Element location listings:
————
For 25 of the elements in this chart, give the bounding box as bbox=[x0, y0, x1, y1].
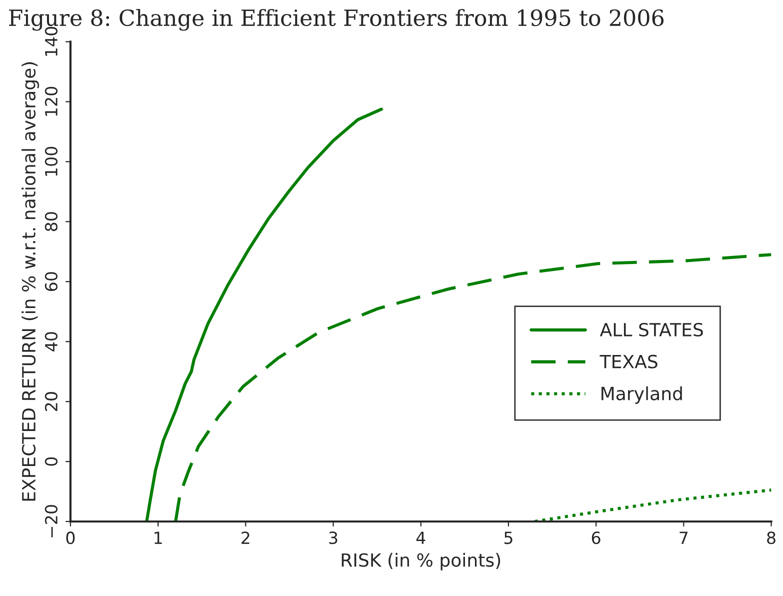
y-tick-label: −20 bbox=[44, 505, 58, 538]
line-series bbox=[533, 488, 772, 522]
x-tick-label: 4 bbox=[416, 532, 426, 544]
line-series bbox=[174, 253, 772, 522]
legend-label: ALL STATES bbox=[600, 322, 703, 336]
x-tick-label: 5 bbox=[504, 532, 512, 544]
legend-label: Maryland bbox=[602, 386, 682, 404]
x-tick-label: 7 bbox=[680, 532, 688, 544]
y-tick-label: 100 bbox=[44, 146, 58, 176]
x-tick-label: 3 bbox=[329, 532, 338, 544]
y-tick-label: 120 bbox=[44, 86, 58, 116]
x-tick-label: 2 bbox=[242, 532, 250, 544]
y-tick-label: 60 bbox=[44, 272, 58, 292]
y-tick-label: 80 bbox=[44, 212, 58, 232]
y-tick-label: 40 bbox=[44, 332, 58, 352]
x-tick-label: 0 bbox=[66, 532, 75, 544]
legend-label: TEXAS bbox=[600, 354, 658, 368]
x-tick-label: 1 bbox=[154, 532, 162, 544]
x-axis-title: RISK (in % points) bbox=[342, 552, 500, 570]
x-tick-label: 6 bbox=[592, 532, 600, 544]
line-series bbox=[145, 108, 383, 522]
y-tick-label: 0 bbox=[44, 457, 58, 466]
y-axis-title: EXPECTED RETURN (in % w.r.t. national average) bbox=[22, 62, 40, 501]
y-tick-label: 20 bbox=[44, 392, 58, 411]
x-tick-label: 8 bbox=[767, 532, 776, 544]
————
Copy out every line of the rows above verbatim, omitting the pictures.

• Answer to this exercise:
For 25 of the elements in this chart, give the bounding box as bbox=[x0, y0, x1, y1].
y-tick-label: −20 bbox=[44, 505, 58, 538]
line-series bbox=[533, 488, 772, 522]
x-tick-label: 4 bbox=[416, 532, 426, 544]
line-series bbox=[174, 253, 772, 522]
legend-label: ALL STATES bbox=[600, 322, 703, 336]
x-tick-label: 5 bbox=[504, 532, 512, 544]
legend-label: Maryland bbox=[602, 386, 682, 404]
x-tick-label: 7 bbox=[680, 532, 688, 544]
y-tick-label: 100 bbox=[44, 146, 58, 176]
x-tick-label: 3 bbox=[329, 532, 338, 544]
y-tick-label: 120 bbox=[44, 86, 58, 116]
x-tick-label: 2 bbox=[242, 532, 250, 544]
y-tick-label: 60 bbox=[44, 272, 58, 292]
y-tick-label: 80 bbox=[44, 212, 58, 232]
y-tick-label: 40 bbox=[44, 332, 58, 352]
x-tick-label: 0 bbox=[66, 532, 75, 544]
legend-label: TEXAS bbox=[600, 354, 658, 368]
x-tick-label: 1 bbox=[154, 532, 162, 544]
x-axis-title: RISK (in % points) bbox=[342, 552, 500, 570]
x-tick-label: 6 bbox=[592, 532, 600, 544]
line-series bbox=[145, 108, 383, 522]
y-tick-label: 0 bbox=[44, 457, 58, 466]
y-axis-title: EXPECTED RETURN (in % w.r.t. national average) bbox=[22, 62, 40, 501]
y-tick-label: 20 bbox=[44, 392, 58, 411]
x-tick-label: 8 bbox=[767, 532, 776, 544]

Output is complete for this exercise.